_PROBLEM REQUIREMENTS_
Copy the line with "What's the underlying" and all lines following it through the last line of the entries, exactly as written.

## start MATERIALS PROVIDED

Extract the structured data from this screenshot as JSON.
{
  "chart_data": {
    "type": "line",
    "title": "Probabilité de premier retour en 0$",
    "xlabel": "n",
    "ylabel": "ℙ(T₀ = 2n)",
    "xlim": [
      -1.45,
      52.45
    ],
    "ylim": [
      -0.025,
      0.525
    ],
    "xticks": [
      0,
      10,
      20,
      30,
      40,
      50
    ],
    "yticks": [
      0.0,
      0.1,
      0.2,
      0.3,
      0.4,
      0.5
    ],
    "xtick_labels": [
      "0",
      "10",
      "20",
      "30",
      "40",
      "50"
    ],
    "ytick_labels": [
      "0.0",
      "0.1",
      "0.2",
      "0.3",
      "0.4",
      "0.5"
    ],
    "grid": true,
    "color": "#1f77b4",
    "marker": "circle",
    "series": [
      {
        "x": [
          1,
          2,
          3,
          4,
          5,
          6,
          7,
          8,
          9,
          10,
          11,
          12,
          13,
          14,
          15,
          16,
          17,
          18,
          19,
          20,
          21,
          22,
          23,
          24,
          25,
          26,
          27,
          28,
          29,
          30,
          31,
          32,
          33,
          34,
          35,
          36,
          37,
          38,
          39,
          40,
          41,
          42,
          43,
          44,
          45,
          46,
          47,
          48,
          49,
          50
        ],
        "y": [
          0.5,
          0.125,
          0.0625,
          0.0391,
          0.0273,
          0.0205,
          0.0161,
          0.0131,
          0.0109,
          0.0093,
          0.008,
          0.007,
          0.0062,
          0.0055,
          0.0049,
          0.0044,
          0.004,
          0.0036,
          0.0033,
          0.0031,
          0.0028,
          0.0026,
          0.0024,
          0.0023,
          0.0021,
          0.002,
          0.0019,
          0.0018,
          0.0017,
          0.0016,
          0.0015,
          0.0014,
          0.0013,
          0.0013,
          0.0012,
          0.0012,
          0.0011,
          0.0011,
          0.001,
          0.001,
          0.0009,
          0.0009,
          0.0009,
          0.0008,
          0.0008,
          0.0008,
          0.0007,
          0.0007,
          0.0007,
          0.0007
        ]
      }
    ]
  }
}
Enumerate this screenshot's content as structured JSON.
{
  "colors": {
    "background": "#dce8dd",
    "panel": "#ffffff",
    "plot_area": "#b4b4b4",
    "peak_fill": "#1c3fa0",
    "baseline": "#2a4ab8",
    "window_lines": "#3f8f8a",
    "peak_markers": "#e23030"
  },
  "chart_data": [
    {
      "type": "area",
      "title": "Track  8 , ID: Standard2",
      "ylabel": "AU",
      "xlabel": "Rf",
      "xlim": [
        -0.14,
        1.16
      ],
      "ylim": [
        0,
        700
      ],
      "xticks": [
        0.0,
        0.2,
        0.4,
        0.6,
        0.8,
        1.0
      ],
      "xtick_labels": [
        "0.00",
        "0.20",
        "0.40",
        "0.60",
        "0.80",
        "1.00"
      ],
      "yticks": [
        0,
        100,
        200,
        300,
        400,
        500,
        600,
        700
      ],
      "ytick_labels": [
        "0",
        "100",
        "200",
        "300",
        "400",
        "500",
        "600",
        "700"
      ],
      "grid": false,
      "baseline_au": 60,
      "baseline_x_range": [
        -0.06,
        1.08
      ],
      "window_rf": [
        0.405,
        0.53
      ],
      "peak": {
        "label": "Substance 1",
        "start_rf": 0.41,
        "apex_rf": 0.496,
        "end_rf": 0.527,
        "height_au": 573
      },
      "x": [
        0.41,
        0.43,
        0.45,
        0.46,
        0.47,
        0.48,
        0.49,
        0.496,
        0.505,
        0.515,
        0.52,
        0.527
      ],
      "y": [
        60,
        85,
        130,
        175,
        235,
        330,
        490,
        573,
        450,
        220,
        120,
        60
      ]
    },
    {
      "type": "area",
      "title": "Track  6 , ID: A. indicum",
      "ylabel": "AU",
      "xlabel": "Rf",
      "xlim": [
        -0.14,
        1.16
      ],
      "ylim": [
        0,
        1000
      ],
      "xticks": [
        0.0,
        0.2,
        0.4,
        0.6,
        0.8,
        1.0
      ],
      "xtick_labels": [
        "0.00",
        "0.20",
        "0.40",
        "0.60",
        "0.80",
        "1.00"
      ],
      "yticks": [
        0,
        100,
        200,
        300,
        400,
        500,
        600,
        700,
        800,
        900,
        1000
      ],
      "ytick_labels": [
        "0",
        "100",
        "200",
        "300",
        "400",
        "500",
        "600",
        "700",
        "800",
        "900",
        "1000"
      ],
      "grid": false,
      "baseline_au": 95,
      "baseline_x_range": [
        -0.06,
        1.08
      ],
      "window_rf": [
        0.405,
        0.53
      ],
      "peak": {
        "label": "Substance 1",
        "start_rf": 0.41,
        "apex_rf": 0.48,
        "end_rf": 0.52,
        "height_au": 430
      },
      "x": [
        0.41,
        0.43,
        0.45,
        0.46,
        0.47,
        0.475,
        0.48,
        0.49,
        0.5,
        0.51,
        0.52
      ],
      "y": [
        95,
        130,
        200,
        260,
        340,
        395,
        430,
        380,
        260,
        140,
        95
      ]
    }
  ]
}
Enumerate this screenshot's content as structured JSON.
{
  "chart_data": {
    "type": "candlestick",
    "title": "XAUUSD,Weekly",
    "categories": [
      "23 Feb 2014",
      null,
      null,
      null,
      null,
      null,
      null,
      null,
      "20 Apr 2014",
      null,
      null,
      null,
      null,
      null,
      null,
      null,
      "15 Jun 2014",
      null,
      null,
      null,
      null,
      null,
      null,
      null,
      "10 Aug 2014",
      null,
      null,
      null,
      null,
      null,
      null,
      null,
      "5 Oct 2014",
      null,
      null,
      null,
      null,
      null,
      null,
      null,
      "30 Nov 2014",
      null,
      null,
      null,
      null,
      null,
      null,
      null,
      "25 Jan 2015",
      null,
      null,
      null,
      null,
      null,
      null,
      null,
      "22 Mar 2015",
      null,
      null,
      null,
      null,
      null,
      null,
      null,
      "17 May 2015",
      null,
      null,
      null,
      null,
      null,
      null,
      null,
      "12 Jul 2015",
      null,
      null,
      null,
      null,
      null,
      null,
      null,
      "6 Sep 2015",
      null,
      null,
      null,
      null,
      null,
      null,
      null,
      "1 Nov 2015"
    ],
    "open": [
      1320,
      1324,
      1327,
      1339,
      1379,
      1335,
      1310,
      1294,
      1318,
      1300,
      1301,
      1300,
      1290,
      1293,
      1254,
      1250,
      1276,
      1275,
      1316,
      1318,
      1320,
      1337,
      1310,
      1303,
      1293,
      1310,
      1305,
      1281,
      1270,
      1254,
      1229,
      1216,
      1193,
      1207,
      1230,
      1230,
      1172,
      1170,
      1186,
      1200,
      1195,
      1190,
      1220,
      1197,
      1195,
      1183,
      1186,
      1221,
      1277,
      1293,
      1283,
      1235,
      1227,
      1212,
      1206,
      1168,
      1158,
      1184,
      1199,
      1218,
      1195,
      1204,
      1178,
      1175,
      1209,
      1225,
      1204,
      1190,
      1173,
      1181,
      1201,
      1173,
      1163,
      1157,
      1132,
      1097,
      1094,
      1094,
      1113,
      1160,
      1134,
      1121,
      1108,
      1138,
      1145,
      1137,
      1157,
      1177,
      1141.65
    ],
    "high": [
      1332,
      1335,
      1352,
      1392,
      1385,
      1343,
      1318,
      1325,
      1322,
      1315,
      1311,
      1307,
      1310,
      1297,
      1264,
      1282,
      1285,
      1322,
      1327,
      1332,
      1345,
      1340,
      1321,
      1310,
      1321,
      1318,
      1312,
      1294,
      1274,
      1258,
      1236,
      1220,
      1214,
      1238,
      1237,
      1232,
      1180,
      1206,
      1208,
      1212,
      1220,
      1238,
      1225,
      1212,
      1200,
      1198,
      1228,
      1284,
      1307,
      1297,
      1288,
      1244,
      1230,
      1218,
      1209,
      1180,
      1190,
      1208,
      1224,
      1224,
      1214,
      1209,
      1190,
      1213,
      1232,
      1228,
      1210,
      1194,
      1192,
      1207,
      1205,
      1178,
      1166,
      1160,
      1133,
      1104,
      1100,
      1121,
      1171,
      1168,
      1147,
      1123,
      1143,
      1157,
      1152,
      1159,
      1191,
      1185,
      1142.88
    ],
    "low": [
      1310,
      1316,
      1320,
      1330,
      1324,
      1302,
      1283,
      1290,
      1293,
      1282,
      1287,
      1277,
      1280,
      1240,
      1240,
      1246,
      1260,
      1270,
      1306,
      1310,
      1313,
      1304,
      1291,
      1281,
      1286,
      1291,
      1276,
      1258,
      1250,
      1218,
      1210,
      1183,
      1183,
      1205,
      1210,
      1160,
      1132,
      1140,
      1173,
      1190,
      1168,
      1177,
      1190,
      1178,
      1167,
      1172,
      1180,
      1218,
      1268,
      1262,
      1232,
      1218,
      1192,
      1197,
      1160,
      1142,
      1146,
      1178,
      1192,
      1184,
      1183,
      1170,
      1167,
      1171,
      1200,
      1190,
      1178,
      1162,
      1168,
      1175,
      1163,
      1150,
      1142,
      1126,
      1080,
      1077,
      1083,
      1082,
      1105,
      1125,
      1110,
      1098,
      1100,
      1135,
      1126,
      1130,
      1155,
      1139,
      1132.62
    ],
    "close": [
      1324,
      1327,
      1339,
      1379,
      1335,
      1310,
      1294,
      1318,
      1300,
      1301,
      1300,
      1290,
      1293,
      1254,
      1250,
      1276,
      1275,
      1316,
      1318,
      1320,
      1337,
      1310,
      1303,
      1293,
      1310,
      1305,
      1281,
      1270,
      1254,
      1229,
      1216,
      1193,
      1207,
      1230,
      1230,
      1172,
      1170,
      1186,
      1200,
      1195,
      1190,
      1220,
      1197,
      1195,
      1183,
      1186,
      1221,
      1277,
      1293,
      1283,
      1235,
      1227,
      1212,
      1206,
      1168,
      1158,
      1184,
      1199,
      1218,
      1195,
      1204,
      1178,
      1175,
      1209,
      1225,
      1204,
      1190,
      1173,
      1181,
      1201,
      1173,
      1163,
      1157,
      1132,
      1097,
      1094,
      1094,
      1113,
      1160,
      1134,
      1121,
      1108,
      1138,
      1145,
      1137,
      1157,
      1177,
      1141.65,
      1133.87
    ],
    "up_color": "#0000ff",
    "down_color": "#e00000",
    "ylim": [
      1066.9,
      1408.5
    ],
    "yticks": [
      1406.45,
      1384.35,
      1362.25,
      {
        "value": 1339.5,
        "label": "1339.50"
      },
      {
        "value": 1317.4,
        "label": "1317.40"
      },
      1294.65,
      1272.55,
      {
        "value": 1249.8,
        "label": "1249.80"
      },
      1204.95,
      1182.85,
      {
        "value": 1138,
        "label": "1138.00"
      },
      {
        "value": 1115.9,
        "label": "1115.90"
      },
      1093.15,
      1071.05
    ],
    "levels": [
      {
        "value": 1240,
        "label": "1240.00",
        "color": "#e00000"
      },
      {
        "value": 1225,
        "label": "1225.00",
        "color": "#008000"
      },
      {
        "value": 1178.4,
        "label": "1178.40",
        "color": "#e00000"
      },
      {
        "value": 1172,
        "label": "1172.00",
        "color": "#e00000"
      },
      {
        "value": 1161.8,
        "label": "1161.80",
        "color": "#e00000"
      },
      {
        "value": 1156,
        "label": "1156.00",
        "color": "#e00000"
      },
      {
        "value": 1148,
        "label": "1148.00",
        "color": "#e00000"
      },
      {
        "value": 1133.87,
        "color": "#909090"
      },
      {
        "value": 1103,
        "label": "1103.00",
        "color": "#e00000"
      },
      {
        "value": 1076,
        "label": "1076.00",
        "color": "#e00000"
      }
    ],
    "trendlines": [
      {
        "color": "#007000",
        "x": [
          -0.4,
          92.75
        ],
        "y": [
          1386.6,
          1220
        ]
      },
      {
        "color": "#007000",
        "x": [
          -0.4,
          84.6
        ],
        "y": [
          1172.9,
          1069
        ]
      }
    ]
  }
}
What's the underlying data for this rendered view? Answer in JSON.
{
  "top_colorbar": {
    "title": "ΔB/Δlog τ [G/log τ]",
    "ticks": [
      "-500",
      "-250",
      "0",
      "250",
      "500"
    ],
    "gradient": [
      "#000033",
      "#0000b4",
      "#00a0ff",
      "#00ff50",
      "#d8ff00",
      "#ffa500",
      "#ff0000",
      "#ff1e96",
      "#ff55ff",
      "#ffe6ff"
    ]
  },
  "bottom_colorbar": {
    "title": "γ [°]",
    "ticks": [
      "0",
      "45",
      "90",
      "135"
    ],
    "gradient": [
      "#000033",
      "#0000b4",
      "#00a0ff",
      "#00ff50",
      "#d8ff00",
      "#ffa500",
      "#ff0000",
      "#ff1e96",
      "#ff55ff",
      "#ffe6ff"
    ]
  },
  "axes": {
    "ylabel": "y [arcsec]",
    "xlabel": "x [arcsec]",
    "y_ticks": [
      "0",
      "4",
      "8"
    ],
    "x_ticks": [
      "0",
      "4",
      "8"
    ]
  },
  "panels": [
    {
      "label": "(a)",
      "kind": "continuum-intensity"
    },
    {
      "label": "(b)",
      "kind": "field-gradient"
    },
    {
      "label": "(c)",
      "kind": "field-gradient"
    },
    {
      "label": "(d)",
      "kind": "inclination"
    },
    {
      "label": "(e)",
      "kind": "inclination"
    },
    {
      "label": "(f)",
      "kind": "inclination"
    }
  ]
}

## end MATERIALS PROVIDED

_ANSWER TO THIS EXERCISE_
What's the underlying data for this rendered view? Answer in JSON.
{
  "top_colorbar": {
    "title": "ΔB/Δlog τ [G/log τ]",
    "ticks": [
      "-500",
      "-250",
      "0",
      "250",
      "500"
    ],
    "gradient": [
      "#000033",
      "#0000b4",
      "#00a0ff",
      "#00ff50",
      "#d8ff00",
      "#ffa500",
      "#ff0000",
      "#ff1e96",
      "#ff55ff",
      "#ffe6ff"
    ]
  },
  "bottom_colorbar": {
    "title": "γ [°]",
    "ticks": [
      "0",
      "45",
      "90",
      "135"
    ],
    "gradient": [
      "#000033",
      "#0000b4",
      "#00a0ff",
      "#00ff50",
      "#d8ff00",
      "#ffa500",
      "#ff0000",
      "#ff1e96",
      "#ff55ff",
      "#ffe6ff"
    ]
  },
  "axes": {
    "ylabel": "y [arcsec]",
    "xlabel": "x [arcsec]",
    "y_ticks": [
      "0",
      "4",
      "8"
    ],
    "x_ticks": [
      "0",
      "4",
      "8"
    ]
  },
  "panels": [
    {
      "label": "(a)",
      "kind": "continuum-intensity"
    },
    {
      "label": "(b)",
      "kind": "field-gradient"
    },
    {
      "label": "(c)",
      "kind": "field-gradient"
    },
    {
      "label": "(d)",
      "kind": "inclination"
    },
    {
      "label": "(e)",
      "kind": "inclination"
    },
    {
      "label": "(f)",
      "kind": "inclination"
    }
  ]
}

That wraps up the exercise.